## BEGIN
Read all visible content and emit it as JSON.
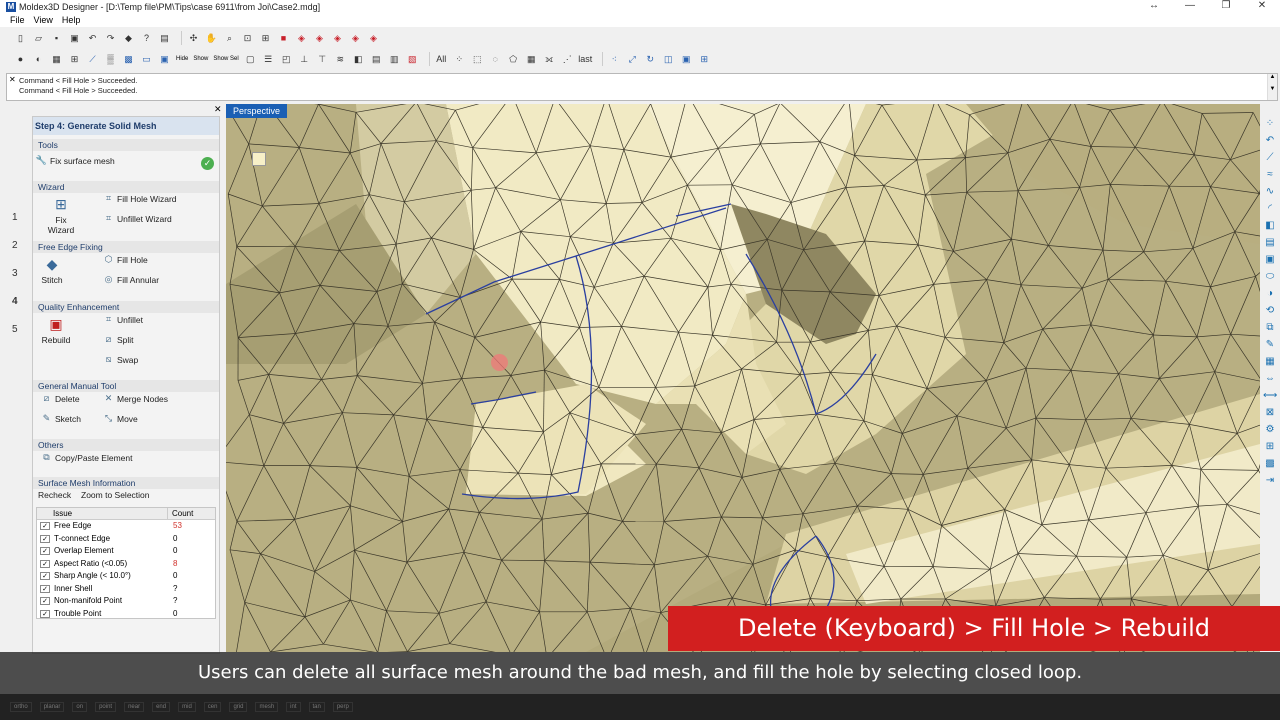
{
  "window": {
    "title": "Moldex3D Designer - [D:\\Temp file\\PM\\Tips\\case 6911\\from Joi\\Case2.mdg]",
    "app_icon": "M",
    "controls": [
      "↔",
      "—",
      "❐",
      "✕"
    ]
  },
  "menu": [
    "File",
    "View",
    "Help"
  ],
  "toolbar2_text": {
    "hide": "Hide",
    "show": "Show",
    "show_sel": "Show Sel",
    "all": "All",
    "last": "last"
  },
  "command_log": [
    "Command < Fill Hole > Succeeded.",
    "Command < Fill Hole > Succeeded."
  ],
  "left_steps": [
    "1",
    "2",
    "3",
    "4",
    "5"
  ],
  "panel": {
    "title": "Step 4: Generate Solid Mesh",
    "tools_label": "Tools",
    "fix_surface_mesh": "Fix surface mesh",
    "wizard_label": "Wizard",
    "fix_wizard": "Fix Wizard",
    "fill_hole_wizard": "Fill Hole Wizard",
    "unfillet_wizard": "Unfillet Wizard",
    "free_edge_label": "Free Edge Fixing",
    "stitch": "Stitch",
    "fill_hole": "Fill Hole",
    "fill_annular": "Fill Annular",
    "quality_label": "Quality Enhancement",
    "rebuild": "Rebuild",
    "unfillet": "Unfillet",
    "split": "Split",
    "swap": "Swap",
    "manual_label": "General Manual Tool",
    "delete": "Delete",
    "merge_nodes": "Merge Nodes",
    "sketch": "Sketch",
    "move": "Move",
    "others_label": "Others",
    "copy_paste": "Copy/Paste Element",
    "smi_label": "Surface Mesh Information",
    "recheck": "Recheck",
    "zoom_to_selection": "Zoom to Selection",
    "table_headers": [
      "Issue",
      "Count"
    ],
    "issues": [
      {
        "name": "Free Edge",
        "count": "53",
        "color": "#d0302a"
      },
      {
        "name": "T-connect Edge",
        "count": "0",
        "color": "#000000"
      },
      {
        "name": "Overlap Element",
        "count": "0",
        "color": "#000000"
      },
      {
        "name": "Aspect Ratio (<0.05)",
        "count": "8",
        "color": "#d0302a"
      },
      {
        "name": "Sharp Angle (< 10.0°)",
        "count": "0",
        "color": "#000000"
      },
      {
        "name": "Inner Shell",
        "count": "?",
        "color": "#000000"
      },
      {
        "name": "Non-manifold Point",
        "count": "?",
        "color": "#000000"
      },
      {
        "name": "Trouble Point",
        "count": "0",
        "color": "#000000"
      }
    ]
  },
  "viewport": {
    "label": "Perspective"
  },
  "banner": "Delete (Keyboard) > Fill Hole > Rebuild",
  "subtitle": "Users can delete all surface mesh around the bad mesh, and fill the hole by selecting closed loop.",
  "status_items": [
    "ortho",
    "planar",
    "on",
    "point",
    "near",
    "end",
    "mid",
    "cen",
    "grid",
    "mesh",
    "int",
    "tan",
    "perp"
  ],
  "colors": {
    "accent": "#1a5fb4",
    "banner": "#d21f1f",
    "mesh_dark": "#b0a77a",
    "mesh_light": "#f3ecc4",
    "free_edge_line": "#2a3fa0"
  }
}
## END
> Given task:
Each line that has the word "Unfillet" should be copied.

> Result:
    "unfillet_wizard": "Unfillet Wizard",
    "unfillet": "Unfillet",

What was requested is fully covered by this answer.